== Exercise instructions ==
Format every line of the records below as a JSON list of strings, one string per line, leaving out blank lines.

-=-=-=-=-

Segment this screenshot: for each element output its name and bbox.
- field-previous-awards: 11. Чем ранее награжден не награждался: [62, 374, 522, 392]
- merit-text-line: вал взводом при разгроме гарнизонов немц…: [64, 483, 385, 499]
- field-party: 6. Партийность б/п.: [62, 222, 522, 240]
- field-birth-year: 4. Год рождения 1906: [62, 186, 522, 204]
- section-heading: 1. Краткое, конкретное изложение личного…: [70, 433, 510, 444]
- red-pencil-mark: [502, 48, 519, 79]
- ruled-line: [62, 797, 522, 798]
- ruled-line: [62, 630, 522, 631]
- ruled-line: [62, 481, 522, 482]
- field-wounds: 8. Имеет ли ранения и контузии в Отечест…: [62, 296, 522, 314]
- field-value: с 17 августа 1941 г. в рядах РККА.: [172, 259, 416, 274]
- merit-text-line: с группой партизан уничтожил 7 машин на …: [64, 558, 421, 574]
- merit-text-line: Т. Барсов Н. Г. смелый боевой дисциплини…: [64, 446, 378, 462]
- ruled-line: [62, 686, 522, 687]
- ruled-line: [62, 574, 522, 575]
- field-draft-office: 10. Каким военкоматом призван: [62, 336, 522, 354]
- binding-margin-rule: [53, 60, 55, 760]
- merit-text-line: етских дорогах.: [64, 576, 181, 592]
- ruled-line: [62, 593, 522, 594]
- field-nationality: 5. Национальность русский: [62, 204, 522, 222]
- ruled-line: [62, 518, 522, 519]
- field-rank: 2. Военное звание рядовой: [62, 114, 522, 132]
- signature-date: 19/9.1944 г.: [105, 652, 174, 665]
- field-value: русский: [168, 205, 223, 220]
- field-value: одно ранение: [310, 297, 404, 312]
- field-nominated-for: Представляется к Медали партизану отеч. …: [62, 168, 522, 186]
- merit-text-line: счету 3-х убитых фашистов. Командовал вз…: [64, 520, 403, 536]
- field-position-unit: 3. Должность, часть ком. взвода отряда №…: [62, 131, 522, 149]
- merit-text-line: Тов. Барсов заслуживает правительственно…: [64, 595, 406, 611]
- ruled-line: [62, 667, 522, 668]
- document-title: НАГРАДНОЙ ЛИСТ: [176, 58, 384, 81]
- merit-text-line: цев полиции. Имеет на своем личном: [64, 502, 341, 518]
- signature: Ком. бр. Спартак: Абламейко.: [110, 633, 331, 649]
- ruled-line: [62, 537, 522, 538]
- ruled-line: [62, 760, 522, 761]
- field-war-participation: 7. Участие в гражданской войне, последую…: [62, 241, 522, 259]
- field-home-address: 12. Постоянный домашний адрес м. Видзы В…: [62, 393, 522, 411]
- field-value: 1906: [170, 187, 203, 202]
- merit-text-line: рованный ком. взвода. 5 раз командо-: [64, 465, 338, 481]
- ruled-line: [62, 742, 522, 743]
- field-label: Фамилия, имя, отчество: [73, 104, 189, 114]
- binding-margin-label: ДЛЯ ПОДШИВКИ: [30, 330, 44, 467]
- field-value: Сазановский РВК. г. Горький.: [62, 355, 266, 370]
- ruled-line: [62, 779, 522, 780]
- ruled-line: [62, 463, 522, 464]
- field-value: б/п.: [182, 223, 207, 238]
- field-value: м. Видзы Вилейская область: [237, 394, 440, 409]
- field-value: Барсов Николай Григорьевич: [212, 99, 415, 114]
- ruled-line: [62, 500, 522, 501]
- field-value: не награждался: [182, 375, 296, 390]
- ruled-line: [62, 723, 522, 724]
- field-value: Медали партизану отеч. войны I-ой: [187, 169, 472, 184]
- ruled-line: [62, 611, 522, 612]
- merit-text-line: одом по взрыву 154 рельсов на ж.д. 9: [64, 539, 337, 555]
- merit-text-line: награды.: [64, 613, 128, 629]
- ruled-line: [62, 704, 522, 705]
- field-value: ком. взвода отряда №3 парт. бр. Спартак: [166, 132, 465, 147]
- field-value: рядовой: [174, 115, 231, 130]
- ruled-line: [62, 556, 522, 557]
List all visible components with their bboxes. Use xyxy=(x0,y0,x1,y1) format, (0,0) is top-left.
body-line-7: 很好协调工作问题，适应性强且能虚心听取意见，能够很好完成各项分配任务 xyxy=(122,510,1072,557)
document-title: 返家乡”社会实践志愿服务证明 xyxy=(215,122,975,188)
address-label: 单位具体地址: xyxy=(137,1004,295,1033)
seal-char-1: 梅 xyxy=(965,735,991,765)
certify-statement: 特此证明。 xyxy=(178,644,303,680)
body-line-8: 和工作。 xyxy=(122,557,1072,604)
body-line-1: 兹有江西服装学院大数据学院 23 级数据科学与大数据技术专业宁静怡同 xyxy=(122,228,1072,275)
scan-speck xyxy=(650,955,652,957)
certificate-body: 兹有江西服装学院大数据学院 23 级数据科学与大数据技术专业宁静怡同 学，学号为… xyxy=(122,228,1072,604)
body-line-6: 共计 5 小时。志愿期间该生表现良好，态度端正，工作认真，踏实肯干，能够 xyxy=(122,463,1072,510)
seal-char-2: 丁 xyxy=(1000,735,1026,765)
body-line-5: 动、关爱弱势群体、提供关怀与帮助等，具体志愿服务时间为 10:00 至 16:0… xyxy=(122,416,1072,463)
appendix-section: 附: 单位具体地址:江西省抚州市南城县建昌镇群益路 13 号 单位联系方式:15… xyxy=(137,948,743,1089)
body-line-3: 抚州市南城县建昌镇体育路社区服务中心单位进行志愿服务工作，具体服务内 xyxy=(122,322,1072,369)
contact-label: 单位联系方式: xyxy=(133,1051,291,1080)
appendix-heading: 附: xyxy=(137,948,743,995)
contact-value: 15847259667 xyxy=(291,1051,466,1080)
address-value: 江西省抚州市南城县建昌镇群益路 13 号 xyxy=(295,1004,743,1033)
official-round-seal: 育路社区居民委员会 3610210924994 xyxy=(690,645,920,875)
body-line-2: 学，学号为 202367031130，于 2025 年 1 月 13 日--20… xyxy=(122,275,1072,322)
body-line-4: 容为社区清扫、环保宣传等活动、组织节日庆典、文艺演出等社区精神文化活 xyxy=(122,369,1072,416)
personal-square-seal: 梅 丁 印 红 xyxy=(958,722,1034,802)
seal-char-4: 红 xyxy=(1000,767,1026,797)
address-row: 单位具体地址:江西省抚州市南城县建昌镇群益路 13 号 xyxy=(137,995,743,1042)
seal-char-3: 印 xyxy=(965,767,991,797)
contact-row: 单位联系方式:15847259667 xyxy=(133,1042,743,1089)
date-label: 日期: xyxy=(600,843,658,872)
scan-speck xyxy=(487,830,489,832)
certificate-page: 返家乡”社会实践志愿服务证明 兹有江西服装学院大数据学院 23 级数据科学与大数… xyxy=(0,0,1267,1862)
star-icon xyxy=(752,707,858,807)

-=-=-=-=-

== Solution to this task ==
[
  "Segment this screenshot: for each element output its name and bbox.",
  "- field-previous-awards: 11. Чем ранее награжден не награждался: [62, 374, 522, 392]",
  "- merit-text-line: вал взводом при разгроме гарнизонов немц…: [64, 483, 385, 499]",
  "- field-party: 6. Партийность б/п.: [62, 222, 522, 240]",
  "- field-birth-year: 4. Год рождения 1906: [62, 186, 522, 204]",
  "- section-heading: 1. Краткое, конкретное изложение личного…: [70, 433, 510, 444]",
  "- red-pencil-mark: [502, 48, 519, 79]",
  "- ruled-line: [62, 797, 522, 798]",
  "- ruled-line: [62, 630, 522, 631]",
  "- ruled-line: [62, 481, 522, 482]",
  "- field-wounds: 8. Имеет ли ранения и контузии в Отечест…: [62, 296, 522, 314]",
  "- field-value: с 17 августа 1941 г. в рядах РККА.: [172, 259, 416, 274]",
  "- merit-text-line: с группой партизан уничтожил 7 машин на …: [64, 558, 421, 574]",
  "- merit-text-line: Т. Барсов Н. Г. смелый боевой дисциплини…: [64, 446, 378, 462]",
  "- ruled-line: [62, 686, 522, 687]",
  "- ruled-line: [62, 574, 522, 575]",
  "- field-draft-office: 10. Каким военкоматом призван: [62, 336, 522, 354]",
  "- binding-margin-rule: [53, 60, 55, 760]",
  "- merit-text-line: етских дорогах.: [64, 576, 181, 592]",
  "- ruled-line: [62, 593, 522, 594]",
  "- field-nationality: 5. Национальность русский: [62, 204, 522, 222]",
  "- ruled-line: [62, 518, 522, 519]",
  "- field-rank: 2. Военное звание рядовой: [62, 114, 522, 132]",
  "- signature-date: 19/9.1944 г.: [105, 652, 174, 665]",
  "- field-value: русский: [168, 205, 223, 220]",
  "- field-value: одно ранение: [310, 297, 404, 312]",
  "- field-nominated-for: Представляется к Медали партизану отеч. …: [62, 168, 522, 186]",
  "- merit-text-line: счету 3-х убитых фашистов. Командовал вз…: [64, 520, 403, 536]",
  "- field-position-unit: 3. Должность, часть ком. взвода отряда №…: [62, 131, 522, 149]",
  "- merit-text-line: Тов. Барсов заслуживает правительственно…: [64, 595, 406, 611]",
  "- ruled-line: [62, 667, 522, 668]",
  "- document-title: НАГРАДНОЙ ЛИСТ: [176, 58, 384, 81]",
  "- merit-text-line: цев полиции. Имеет на своем личном: [64, 502, 341, 518]",
  "- signature: Ком. бр. Спартак: Абламейко.: [110, 633, 331, 649]",
  "- ruled-line: [62, 537, 522, 538]",
  "- ruled-line: [62, 760, 522, 761]",
  "- field-war-participation: 7. Участие в гражданской войне, последую…: [62, 241, 522, 259]",
  "- field-home-address: 12. Постоянный домашний адрес м. Видзы В…: [62, 393, 522, 411]",
  "- field-value: 1906: [170, 187, 203, 202]",
  "- merit-text-line: рованный ком. взвода. 5 раз командо-: [64, 465, 338, 481]",
  "- ruled-line: [62, 742, 522, 743]",
  "- field-label: Фамилия, имя, отчество: [73, 104, 189, 114]",
  "- binding-margin-label: ДЛЯ ПОДШИВКИ: [30, 330, 44, 467]",
  "- field-value: Сазановский РВК. г. Горький.: [62, 355, 266, 370]",
  "- ruled-line: [62, 779, 522, 780]",
  "- ruled-line: [62, 463, 522, 464]",
  "- field-value: б/п.: [182, 223, 207, 238]",
  "- field-value: м. Видзы Вилейская область: [237, 394, 440, 409]",
  "- field-value: Барсов Николай Григорьевич: [212, 99, 415, 114]",
  "- ruled-line: [62, 500, 522, 501]",
  "- field-value: не награждался: [182, 375, 296, 390]",
  "- ruled-line: [62, 723, 522, 724]",
  "- field-value: Медали партизану отеч. войны I-ой: [187, 169, 472, 184]",
  "- ruled-line: [62, 611, 522, 612]",
  "- merit-text-line: одом по взрыву 154 рельсов на ж.д. 9: [64, 539, 337, 555]",
  "- merit-text-line: награды.: [64, 613, 128, 629]",
  "- ruled-line: [62, 704, 522, 705]",
  "- field-value: ком. взвода отряда №3 парт. бр. Спартак: [166, 132, 465, 147]",
  "- field-value: рядовой: [174, 115, 231, 130]",
  "- ruled-line: [62, 556, 522, 557]",
  "List all visible components with their bboxes. Use xyxy=(x0,y0,x1,y1) format, (0,0) is top-left.",
  "body-line-7: 很好协调工作问题，适应性强且能虚心听取意见，能够很好完成各项分配任务 xyxy=(122,510,1072,557)",
  "document-title: 返家乡”社会实践志愿服务证明 xyxy=(215,122,975,188)",
  "address-label: 单位具体地址: xyxy=(137,1004,295,1033)",
  "seal-char-1: 梅 xyxy=(965,735,991,765)",
  "certify-statement: 特此证明。 xyxy=(178,644,303,680)",
  "body-line-8: 和工作。 xyxy=(122,557,1072,604)",
  "body-line-1: 兹有江西服装学院大数据学院 23 级数据科学与大数据技术专业宁静怡同 xyxy=(122,228,1072,275)",
  "scan-speck xyxy=(650,955,652,957)",
  "certificate-body: 兹有江西服装学院大数据学院 23 级数据科学与大数据技术专业宁静怡同 学，学号为… xyxy=(122,228,1072,604)",
  "body-line-6: 共计 5 小时。志愿期间该生表现良好，态度端正，工作认真，踏实肯干，能够 xyxy=(122,463,1072,510)",
  "seal-char-2: 丁 xyxy=(1000,735,1026,765)",
  "body-line-5: 动、关爱弱势群体、提供关怀与帮助等，具体志愿服务时间为 10:00 至 16:0… xyxy=(122,416,1072,463)",
  "appendix-section: 附: 单位具体地址:江西省抚州市南城县建昌镇群益路 13 号 单位联系方式:15… xyxy=(137,948,743,1089)",
  "body-line-3: 抚州市南城县建昌镇体育路社区服务中心单位进行志愿服务工作，具体服务内 xyxy=(122,322,1072,369)",
  "contact-label: 单位联系方式: xyxy=(133,1051,291,1080)",
  "appendix-heading: 附: xyxy=(137,948,743,995)",
  "contact-value: 15847259667 xyxy=(291,1051,466,1080)",
  "address-value: 江西省抚州市南城县建昌镇群益路 13 号 xyxy=(295,1004,743,1033)",
  "official-round-seal: 育路社区居民委员会 3610210924994 xyxy=(690,645,920,875)",
  "body-line-2: 学，学号为 202367031130，于 2025 年 1 月 13 日--20… xyxy=(122,275,1072,322)",
  "body-line-4: 容为社区清扫、环保宣传等活动、组织节日庆典、文艺演出等社区精神文化活 xyxy=(122,369,1072,416)",
  "personal-square-seal: 梅 丁 印 红 xyxy=(958,722,1034,802)",
  "seal-char-4: 红 xyxy=(1000,767,1026,797)",
  "address-row: 单位具体地址:江西省抚州市南城县建昌镇群益路 13 号 xyxy=(137,995,743,1042)",
  "seal-char-3: 印 xyxy=(965,767,991,797)",
  "contact-row: 单位联系方式:15847259667 xyxy=(133,1042,743,1089)",
  "date-label: 日期: xyxy=(600,843,658,872)",
  "scan-speck xyxy=(487,830,489,832)",
  "certificate-page: 返家乡”社会实践志愿服务证明 兹有江西服装学院大数据学院 23 级数据科学与大数… xyxy=(0,0,1267,1862)",
  "star-icon xyxy=(752,707,858,807)"
]